* _Records taken from a collection_
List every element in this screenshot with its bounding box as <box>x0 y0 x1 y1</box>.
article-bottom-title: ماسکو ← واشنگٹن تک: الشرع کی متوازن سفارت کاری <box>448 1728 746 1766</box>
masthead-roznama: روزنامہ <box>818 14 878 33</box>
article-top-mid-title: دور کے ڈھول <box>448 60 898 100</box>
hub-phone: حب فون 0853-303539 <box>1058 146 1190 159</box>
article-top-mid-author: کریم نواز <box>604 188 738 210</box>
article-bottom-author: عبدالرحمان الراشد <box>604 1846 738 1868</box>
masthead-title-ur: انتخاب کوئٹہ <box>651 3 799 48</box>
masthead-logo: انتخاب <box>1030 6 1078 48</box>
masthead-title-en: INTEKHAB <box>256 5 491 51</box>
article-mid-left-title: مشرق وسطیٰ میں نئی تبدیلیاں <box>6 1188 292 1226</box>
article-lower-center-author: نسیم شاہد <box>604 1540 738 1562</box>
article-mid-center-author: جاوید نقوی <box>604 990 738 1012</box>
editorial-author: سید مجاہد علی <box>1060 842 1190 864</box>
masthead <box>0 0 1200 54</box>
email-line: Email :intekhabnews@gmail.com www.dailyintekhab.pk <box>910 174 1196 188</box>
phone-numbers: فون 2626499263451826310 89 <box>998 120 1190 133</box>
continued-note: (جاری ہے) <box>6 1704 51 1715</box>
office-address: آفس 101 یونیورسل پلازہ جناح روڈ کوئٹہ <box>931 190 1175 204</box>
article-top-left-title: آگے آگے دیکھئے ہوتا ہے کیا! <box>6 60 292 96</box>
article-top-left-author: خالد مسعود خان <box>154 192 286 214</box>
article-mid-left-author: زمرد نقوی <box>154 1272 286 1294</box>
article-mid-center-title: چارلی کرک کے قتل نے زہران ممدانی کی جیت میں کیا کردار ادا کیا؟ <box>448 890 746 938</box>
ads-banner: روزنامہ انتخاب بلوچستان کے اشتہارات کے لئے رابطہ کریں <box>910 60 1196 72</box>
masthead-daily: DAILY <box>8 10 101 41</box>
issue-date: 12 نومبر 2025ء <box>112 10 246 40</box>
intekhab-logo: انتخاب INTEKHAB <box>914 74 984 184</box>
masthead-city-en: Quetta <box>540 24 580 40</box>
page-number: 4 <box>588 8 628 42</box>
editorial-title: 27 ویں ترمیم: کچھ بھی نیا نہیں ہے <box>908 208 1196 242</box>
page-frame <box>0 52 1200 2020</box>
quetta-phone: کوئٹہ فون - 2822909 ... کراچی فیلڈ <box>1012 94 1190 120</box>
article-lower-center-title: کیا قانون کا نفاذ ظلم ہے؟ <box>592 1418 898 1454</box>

* _TASK GOAL_
Copy the records word for word from the very start through the line containing "hub-phone: حب فون", including that line, and nothing more.

* _COMPLETE OUTPUT_
List every element in this screenshot with its bounding box as <box>x0 y0 x1 y1</box>.
article-bottom-title: ماسکو ← واشنگٹن تک: الشرع کی متوازن سفارت کاری <box>448 1728 746 1766</box>
masthead-roznama: روزنامہ <box>818 14 878 33</box>
article-top-mid-title: دور کے ڈھول <box>448 60 898 100</box>
hub-phone: حب فون 0853-303539 <box>1058 146 1190 159</box>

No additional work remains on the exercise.